■ CONSEGNE ■
1. Elenca tutti i termini di paragone che nel testo sulla politica sono introdotti dalla parola «come».
2. Prosegui il testo sulla politica partendo subito dopo la sua ultima frase.

■ TESTO DA LEGGERE ■
#####
La politica è un po’ come il calcio, è lei a sceglierti come la squadra del cuore la cui maglia, una volta indossata, ti accompagna fino alla fine. L’arte più antica del mondo ti entra dentro, ti assorbe e per quanto uno se ne voglia liberare deve sempre arrendersi alla consapevolezza che è impossibile dimettersi dalle passioni le quali vincono su ogni razionalità.
Ho sempre pensato, inoltre, che la politica non sia roba da mangiare ma una cosa serissima che vada studiata oltre che capita. Bisogna batterci la testa, mettere in conto delusioni e tradimenti un po’ come con le belle donne. Tuttavia, dopo quasi vent’anni che in questo mondo cerco di navigarci tenendo la barra dritta ora alzo le mani e mi arrendo. Mi arrendo perché nella politica nostrana vi sono ragioni che la ragione (almeno la mia) non capisce, parafrasando un celebre filosofo.
#####
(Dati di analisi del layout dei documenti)
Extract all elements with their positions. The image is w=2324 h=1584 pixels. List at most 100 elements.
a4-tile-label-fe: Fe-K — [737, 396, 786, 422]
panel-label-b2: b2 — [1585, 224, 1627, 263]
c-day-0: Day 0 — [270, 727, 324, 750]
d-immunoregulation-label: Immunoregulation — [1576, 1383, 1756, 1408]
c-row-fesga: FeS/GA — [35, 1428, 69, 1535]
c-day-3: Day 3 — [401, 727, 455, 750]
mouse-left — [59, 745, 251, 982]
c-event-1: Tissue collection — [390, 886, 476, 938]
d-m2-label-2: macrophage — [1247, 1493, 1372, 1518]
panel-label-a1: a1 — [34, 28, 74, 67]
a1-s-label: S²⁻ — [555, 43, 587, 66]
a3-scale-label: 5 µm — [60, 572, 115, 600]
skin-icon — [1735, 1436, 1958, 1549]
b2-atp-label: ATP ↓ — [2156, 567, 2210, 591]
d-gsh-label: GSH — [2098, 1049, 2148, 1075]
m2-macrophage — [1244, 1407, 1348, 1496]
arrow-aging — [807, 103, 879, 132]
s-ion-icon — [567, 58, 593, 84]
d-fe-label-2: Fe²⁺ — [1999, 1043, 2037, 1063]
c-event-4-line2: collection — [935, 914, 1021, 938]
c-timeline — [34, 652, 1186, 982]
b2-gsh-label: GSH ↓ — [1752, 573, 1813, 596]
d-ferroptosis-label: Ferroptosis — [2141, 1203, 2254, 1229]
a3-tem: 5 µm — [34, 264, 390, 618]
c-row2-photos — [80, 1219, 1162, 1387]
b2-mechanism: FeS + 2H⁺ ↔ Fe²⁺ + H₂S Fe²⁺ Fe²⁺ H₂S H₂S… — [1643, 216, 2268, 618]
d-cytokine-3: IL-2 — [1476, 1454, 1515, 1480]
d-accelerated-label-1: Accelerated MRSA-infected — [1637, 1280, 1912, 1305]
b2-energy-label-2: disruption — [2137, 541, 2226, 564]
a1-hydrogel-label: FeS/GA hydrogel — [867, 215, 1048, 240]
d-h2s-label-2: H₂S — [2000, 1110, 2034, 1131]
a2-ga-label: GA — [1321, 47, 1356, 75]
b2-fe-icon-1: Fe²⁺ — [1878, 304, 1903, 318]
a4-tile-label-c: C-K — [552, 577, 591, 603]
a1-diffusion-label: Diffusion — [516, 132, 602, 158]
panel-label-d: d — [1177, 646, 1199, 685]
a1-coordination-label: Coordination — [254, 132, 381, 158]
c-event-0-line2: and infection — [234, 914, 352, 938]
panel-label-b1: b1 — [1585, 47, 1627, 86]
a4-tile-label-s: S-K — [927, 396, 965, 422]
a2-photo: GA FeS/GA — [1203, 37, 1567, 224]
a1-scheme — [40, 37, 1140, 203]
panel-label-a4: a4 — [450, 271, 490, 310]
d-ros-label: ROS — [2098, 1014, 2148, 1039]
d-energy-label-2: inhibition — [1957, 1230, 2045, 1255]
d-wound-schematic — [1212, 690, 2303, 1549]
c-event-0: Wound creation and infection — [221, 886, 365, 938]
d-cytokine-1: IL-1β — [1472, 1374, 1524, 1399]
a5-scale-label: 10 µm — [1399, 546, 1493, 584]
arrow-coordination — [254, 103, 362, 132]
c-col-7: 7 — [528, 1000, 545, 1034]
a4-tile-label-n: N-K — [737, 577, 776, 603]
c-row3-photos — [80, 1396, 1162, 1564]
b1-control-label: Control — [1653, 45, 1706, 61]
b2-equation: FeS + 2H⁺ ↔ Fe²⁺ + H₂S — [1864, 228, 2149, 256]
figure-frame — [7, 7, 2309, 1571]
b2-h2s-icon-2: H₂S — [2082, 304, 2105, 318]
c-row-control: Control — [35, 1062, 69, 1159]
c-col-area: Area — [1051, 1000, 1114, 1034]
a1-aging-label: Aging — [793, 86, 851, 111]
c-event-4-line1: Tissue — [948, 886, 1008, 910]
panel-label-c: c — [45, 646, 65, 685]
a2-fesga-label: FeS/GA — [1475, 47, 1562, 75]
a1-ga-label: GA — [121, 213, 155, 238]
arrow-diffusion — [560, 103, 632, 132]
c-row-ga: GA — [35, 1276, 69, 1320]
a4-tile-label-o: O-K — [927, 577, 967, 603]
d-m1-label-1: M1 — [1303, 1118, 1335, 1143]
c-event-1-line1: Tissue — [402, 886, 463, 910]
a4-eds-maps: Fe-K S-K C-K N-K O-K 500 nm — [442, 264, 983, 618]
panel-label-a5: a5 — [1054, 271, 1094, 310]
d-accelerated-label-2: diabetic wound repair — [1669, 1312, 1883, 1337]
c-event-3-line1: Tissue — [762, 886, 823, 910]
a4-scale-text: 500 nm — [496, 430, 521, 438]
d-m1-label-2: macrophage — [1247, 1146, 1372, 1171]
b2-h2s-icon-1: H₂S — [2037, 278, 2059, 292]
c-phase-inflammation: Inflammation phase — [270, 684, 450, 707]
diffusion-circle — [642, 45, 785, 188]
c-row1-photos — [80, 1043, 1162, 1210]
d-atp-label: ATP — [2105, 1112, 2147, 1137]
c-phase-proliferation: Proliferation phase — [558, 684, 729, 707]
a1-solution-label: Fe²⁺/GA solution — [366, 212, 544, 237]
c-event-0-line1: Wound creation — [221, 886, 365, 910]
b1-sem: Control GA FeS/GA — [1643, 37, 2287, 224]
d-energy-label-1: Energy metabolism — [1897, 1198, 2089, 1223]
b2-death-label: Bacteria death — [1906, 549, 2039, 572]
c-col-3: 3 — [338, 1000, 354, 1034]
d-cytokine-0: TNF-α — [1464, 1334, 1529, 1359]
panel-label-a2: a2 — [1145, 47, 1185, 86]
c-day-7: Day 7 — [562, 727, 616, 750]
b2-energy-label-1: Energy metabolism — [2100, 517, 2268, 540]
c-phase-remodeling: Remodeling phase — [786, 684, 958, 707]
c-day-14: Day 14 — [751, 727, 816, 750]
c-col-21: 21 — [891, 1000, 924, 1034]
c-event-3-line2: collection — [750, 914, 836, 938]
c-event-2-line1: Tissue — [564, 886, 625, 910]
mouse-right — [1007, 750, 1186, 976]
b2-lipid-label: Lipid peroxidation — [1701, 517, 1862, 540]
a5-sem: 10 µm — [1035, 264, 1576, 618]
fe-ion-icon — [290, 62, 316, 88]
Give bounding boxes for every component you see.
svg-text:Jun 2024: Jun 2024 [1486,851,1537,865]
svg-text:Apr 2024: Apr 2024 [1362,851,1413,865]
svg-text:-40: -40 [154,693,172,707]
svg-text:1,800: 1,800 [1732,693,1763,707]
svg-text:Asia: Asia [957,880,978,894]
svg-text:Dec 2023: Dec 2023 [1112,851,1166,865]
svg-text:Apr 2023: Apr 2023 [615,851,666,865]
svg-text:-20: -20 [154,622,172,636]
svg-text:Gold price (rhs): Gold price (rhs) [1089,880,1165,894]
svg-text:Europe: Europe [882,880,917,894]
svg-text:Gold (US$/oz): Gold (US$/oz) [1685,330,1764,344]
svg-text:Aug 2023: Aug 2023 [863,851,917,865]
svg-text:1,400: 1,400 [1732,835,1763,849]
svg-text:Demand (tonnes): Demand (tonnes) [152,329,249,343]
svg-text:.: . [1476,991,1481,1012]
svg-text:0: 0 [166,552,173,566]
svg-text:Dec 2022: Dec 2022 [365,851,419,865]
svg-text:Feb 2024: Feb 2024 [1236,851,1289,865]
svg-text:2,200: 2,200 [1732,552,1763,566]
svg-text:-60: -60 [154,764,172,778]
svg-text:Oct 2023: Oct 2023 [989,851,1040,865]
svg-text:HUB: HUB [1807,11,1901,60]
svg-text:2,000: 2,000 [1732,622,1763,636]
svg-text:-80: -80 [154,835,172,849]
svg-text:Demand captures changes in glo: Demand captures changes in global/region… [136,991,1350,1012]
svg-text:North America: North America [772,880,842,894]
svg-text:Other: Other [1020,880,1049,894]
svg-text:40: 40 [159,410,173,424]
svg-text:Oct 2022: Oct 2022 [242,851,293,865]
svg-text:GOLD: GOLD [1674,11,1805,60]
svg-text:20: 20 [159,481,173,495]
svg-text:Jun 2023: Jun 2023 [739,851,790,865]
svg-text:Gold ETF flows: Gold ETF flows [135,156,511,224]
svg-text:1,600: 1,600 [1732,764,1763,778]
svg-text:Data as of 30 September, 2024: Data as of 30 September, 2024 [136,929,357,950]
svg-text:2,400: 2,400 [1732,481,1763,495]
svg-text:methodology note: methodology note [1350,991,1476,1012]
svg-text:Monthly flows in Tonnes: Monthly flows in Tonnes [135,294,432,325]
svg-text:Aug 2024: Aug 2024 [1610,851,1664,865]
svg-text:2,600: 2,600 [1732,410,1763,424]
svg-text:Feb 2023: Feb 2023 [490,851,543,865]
#####
■ LE TUE RISPOSTE ■
1.
il calcio
la squadra del cuore
le belle donne

2.
Abbiamo ceduto tutta la poca sovranità che ci rimaneva a chi ne ha fatto, tra gli osanna e i peana generali, carne da macello. Ci siamo venduti e svenduti a chi ci ha comprato per poi rivenderci per trenta denari. Abbiamo abdicato al nostro ruolo di controllori lasciando la gestione della cosa pubblica a freddi necrofori chiamati alla bisogna per sezionare e spartirsi quel che rimaneva del cadavere del Paese. Non abbiamo mosso un dito davanti alla sospensione di tutte le libertà costituzionali, in primis quella di sceglierci i governanti, ora in nome dello spread ora in nome della pandemia come se la democrazia si potesse mettere in soffitta a seconda della temperie del momento.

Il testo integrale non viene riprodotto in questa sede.